**EXERCISE BRIEF:** Locate the lines that hold the string "Asia". Copy every such line.

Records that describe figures
--------

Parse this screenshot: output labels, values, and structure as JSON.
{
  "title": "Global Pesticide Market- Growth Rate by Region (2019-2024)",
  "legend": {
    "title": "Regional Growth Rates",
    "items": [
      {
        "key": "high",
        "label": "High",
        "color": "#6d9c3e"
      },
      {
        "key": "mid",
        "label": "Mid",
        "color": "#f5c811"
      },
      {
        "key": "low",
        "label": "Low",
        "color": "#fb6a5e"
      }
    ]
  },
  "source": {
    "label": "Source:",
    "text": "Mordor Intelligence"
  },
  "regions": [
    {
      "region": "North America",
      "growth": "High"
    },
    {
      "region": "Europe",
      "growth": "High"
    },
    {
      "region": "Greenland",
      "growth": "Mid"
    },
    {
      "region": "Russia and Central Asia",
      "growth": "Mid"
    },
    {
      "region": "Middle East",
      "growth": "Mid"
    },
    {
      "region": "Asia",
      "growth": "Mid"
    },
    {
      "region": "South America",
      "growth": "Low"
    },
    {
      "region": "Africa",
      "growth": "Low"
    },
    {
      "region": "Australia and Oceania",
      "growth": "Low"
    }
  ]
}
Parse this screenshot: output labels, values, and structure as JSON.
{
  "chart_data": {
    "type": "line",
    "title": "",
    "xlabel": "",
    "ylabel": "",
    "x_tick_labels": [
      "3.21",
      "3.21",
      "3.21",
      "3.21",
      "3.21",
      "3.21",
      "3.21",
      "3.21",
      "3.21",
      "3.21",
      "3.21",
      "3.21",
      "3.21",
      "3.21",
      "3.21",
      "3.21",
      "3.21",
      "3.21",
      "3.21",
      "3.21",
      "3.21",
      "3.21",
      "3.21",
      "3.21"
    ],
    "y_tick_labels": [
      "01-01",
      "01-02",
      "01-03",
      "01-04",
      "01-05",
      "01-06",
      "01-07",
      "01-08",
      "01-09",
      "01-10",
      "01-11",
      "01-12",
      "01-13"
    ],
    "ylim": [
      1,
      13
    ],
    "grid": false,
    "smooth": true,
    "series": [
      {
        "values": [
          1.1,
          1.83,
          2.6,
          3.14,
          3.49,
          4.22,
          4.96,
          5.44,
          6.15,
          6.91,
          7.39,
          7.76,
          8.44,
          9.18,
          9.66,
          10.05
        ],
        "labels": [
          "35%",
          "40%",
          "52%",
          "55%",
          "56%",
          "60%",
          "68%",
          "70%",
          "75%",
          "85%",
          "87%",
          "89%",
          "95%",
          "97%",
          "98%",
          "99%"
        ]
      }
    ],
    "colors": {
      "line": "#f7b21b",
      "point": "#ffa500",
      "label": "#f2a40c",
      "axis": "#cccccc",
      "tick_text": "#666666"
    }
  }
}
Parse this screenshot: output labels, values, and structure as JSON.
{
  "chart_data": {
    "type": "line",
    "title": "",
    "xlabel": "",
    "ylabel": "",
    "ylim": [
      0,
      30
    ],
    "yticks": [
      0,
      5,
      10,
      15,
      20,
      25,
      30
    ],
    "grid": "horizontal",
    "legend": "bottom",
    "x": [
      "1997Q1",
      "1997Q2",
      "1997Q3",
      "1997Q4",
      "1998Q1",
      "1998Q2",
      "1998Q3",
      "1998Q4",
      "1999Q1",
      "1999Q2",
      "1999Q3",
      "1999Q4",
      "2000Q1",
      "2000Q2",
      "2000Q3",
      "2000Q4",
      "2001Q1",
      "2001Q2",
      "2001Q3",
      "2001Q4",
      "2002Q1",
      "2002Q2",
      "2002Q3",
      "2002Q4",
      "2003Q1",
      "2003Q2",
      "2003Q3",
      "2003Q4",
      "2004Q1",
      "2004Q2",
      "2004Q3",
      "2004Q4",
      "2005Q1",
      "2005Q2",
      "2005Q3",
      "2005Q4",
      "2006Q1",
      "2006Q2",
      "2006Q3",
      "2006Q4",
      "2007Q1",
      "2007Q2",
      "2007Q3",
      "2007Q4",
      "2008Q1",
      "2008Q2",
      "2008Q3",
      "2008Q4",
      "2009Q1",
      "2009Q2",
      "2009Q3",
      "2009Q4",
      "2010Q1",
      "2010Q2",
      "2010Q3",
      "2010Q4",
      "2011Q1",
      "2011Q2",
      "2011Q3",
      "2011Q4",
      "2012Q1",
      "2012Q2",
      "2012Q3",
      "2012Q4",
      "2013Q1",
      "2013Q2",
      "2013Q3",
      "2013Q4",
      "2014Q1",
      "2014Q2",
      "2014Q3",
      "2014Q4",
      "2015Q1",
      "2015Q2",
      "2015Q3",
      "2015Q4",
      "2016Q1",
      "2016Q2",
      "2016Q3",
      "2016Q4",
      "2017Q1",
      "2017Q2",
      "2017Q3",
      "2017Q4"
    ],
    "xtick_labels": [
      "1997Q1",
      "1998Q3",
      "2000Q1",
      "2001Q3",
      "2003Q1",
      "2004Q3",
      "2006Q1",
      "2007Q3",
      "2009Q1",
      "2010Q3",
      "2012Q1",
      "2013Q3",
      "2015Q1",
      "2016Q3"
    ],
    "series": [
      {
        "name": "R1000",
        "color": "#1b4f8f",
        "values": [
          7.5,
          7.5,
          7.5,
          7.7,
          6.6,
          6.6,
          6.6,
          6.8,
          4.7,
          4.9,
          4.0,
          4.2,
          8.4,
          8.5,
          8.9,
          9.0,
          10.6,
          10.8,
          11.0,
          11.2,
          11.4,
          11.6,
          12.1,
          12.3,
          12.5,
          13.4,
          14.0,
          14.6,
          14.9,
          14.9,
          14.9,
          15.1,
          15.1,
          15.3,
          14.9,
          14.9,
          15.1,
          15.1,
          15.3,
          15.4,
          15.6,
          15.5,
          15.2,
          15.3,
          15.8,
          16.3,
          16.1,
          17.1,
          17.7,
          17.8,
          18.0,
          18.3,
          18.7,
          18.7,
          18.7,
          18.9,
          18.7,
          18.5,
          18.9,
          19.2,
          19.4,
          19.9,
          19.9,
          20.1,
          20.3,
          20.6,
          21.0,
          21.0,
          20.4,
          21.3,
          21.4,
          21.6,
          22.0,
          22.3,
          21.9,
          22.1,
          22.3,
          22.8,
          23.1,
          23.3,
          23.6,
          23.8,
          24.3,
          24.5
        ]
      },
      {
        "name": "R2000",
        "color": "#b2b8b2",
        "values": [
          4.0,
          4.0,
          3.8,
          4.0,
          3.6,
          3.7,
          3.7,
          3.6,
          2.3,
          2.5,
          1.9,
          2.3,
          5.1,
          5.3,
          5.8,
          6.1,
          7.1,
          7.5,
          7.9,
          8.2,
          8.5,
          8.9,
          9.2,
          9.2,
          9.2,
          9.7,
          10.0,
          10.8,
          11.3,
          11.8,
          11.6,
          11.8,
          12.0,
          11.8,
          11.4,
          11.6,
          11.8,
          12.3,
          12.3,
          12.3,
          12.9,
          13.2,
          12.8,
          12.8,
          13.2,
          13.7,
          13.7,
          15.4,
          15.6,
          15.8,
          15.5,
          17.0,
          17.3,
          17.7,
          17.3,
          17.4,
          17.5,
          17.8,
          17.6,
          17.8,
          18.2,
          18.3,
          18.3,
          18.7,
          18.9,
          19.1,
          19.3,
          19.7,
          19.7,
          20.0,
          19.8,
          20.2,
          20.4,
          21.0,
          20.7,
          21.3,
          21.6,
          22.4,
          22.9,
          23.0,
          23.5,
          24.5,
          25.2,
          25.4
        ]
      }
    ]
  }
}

--------

**TASK RESULT:**
      "region": "Russia and Central Asia",
      "region": "Asia",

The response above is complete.